Material provided:
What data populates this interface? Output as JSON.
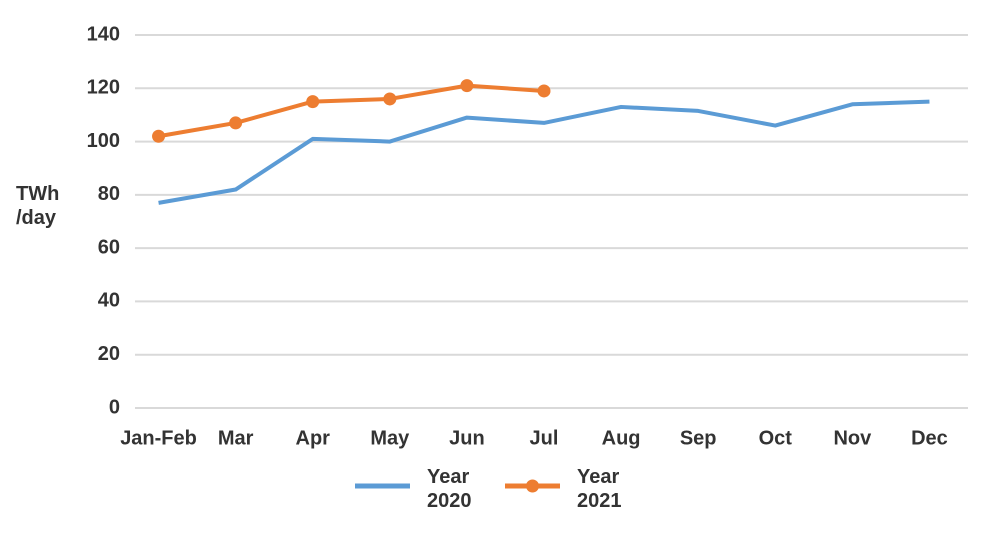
{
  "chart_data": {
    "type": "line",
    "y_label": "TWh /day",
    "categories": [
      "Jan-Feb",
      "Mar",
      "Apr",
      "May",
      "Jun",
      "Jul",
      "Aug",
      "Sep",
      "Oct",
      "Nov",
      "Dec"
    ],
    "series": [
      {
        "name": "Year 2020",
        "color": "#5b9bd5",
        "markers": false,
        "values": [
          77,
          82,
          101,
          100,
          109,
          107,
          113,
          111.5,
          106,
          114,
          115
        ]
      },
      {
        "name": "Year 2021",
        "color": "#ed7d31",
        "markers": true,
        "values": [
          102,
          107,
          115,
          116,
          121,
          119,
          null,
          null,
          null,
          null,
          null
        ]
      }
    ],
    "ylim": [
      0,
      140
    ],
    "yticks": [
      0,
      20,
      40,
      60,
      80,
      100,
      120,
      140
    ],
    "grid": true,
    "legend": "bottom"
  }
}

What this task involves: All the records need to be repeated exactly, with the images dropped.

Final result:
What data populates this interface? Output as JSON.
{
  "chart_data": {
    "type": "line",
    "y_label": "TWh /day",
    "categories": [
      "Jan-Feb",
      "Mar",
      "Apr",
      "May",
      "Jun",
      "Jul",
      "Aug",
      "Sep",
      "Oct",
      "Nov",
      "Dec"
    ],
    "series": [
      {
        "name": "Year 2020",
        "color": "#5b9bd5",
        "markers": false,
        "values": [
          77,
          82,
          101,
          100,
          109,
          107,
          113,
          111.5,
          106,
          114,
          115
        ]
      },
      {
        "name": "Year 2021",
        "color": "#ed7d31",
        "markers": true,
        "values": [
          102,
          107,
          115,
          116,
          121,
          119,
          null,
          null,
          null,
          null,
          null
        ]
      }
    ],
    "ylim": [
      0,
      140
    ],
    "yticks": [
      0,
      20,
      40,
      60,
      80,
      100,
      120,
      140
    ],
    "grid": true,
    "legend": "bottom"
  }
}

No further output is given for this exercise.